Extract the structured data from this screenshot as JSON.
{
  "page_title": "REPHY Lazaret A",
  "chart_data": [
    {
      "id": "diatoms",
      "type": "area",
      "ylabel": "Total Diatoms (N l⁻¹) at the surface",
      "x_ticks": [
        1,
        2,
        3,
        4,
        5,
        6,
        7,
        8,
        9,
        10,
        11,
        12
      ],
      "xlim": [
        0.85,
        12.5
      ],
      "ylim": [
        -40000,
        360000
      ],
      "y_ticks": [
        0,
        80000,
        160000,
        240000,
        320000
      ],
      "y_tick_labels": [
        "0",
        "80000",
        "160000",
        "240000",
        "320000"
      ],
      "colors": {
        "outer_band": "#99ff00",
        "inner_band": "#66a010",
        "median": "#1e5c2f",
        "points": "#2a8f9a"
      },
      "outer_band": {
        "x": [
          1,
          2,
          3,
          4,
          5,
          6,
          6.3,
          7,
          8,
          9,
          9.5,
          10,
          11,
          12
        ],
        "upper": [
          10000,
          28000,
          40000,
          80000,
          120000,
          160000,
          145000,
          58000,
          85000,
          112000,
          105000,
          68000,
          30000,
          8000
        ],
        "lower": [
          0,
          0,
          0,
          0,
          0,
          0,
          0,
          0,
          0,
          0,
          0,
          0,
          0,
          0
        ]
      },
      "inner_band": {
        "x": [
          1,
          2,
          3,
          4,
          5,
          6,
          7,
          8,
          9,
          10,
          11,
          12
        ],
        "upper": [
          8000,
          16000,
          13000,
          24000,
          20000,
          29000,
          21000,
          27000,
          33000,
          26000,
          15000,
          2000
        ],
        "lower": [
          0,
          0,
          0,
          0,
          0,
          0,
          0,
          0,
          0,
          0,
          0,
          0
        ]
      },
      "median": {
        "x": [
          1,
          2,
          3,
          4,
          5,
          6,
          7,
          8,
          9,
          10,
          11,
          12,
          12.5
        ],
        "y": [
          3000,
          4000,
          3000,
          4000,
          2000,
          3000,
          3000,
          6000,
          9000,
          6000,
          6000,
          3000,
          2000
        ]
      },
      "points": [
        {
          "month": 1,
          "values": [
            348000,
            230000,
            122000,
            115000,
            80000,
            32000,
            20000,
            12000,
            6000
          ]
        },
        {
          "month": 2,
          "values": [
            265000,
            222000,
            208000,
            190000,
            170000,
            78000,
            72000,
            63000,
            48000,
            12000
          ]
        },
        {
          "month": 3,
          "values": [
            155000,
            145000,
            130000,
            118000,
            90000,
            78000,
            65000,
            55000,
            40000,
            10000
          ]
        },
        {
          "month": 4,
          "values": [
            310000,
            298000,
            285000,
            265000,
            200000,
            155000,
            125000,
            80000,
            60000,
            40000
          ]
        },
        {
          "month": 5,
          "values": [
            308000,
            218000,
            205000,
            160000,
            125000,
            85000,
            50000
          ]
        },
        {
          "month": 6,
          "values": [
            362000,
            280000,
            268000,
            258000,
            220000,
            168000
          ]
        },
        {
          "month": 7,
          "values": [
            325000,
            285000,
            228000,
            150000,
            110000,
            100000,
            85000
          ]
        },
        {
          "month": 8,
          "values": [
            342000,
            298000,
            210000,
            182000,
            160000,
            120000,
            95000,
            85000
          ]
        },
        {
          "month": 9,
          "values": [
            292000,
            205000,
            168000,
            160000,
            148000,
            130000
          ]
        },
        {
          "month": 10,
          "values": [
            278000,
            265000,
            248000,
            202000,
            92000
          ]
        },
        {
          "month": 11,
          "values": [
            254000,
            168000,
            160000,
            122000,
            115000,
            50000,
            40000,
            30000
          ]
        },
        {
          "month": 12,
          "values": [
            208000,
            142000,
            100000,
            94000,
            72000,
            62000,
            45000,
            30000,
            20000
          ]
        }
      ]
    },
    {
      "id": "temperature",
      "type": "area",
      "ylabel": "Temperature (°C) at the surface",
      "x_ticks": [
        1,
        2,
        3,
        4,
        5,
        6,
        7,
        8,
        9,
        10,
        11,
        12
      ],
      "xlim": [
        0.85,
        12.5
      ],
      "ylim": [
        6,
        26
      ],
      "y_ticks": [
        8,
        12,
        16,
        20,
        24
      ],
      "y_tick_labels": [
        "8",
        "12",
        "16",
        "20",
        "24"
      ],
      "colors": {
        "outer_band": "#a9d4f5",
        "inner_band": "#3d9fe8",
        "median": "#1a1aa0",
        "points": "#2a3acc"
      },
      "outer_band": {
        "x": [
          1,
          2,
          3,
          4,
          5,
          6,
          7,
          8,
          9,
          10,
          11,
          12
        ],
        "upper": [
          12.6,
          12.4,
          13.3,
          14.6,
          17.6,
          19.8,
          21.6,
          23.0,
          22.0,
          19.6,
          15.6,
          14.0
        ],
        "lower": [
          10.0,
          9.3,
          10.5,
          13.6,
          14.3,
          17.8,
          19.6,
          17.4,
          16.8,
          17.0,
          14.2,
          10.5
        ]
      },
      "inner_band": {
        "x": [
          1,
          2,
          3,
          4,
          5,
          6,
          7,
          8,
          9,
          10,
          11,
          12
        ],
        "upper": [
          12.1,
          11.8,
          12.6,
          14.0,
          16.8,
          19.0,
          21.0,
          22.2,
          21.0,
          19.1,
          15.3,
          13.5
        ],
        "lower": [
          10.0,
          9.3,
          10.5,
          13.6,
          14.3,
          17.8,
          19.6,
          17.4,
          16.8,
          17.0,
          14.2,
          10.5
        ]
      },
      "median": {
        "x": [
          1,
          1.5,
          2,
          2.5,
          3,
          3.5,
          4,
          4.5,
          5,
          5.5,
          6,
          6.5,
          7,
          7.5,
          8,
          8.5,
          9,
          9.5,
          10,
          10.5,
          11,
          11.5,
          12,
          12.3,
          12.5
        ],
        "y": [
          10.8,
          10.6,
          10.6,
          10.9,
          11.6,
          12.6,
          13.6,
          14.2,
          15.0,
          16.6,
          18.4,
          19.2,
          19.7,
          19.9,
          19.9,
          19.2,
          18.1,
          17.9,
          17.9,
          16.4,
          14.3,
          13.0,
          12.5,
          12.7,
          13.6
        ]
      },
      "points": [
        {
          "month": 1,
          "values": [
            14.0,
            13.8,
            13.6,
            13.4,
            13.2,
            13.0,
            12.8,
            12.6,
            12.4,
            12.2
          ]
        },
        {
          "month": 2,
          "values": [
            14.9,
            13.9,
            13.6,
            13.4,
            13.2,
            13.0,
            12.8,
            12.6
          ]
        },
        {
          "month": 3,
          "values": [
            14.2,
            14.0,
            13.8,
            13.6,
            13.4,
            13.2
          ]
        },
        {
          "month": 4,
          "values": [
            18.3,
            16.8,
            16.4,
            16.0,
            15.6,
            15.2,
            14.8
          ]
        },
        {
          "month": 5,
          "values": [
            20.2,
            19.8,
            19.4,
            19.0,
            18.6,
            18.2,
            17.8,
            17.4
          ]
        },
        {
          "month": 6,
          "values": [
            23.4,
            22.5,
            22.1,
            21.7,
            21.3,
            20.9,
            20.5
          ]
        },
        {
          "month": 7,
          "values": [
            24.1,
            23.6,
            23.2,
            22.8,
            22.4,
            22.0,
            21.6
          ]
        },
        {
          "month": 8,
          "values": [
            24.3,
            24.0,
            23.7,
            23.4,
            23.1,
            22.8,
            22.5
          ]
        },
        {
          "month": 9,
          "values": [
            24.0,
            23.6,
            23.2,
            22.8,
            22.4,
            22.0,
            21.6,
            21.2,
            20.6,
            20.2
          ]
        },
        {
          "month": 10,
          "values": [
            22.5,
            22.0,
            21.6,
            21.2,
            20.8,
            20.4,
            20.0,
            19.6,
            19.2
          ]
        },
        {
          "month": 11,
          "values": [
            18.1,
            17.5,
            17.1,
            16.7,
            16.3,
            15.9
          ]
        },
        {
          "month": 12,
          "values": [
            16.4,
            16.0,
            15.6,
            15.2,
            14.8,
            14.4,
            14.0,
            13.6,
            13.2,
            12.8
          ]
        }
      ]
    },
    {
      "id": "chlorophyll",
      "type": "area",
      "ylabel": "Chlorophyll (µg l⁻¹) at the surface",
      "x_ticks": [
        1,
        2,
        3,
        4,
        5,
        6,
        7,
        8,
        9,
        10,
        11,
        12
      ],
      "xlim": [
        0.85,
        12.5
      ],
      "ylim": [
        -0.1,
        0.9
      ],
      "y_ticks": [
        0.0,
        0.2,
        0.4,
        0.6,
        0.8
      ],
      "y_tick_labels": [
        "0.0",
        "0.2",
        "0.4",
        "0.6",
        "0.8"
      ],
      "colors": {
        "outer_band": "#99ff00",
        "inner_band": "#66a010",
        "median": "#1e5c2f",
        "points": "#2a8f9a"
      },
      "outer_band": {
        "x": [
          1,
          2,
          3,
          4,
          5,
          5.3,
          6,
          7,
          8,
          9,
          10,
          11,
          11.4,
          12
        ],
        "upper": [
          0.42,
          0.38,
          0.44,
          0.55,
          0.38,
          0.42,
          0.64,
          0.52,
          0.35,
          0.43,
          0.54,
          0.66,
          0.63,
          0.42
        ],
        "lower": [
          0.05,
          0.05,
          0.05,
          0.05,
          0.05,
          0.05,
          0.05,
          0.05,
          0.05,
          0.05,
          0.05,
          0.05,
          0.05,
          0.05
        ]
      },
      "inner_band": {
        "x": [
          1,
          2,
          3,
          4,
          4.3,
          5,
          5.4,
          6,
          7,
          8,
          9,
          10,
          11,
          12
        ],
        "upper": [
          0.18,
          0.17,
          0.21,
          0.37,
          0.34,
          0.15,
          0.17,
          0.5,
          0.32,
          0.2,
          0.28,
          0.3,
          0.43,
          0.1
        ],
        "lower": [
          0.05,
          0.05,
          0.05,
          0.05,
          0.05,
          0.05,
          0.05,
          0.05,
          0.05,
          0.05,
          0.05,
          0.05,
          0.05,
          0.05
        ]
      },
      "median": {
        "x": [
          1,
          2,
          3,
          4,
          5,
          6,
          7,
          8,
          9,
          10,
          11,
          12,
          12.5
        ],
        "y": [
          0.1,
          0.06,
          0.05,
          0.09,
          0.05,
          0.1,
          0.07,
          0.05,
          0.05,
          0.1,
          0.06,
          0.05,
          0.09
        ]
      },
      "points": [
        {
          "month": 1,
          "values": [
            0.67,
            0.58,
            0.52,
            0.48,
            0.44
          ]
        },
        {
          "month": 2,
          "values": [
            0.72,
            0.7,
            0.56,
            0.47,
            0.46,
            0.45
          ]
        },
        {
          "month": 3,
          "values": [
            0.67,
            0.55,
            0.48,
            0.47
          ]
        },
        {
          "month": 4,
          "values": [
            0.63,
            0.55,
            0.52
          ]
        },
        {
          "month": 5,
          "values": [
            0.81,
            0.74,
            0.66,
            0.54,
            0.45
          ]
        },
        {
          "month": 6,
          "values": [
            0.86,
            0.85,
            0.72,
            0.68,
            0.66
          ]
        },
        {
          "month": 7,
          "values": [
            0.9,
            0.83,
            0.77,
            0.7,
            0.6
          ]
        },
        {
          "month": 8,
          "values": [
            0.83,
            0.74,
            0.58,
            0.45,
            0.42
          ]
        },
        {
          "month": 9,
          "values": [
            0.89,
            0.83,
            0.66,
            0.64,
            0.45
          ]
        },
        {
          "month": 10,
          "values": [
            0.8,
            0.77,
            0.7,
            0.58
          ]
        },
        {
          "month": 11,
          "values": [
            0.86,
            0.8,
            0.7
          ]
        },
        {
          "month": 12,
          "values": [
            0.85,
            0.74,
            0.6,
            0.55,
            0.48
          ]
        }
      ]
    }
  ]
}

* * *

→ **SHORT PROBLEM**: Say how many lines above hold the word "ylabel", giving only the count.

→ **EXERCISE RESULT**: 3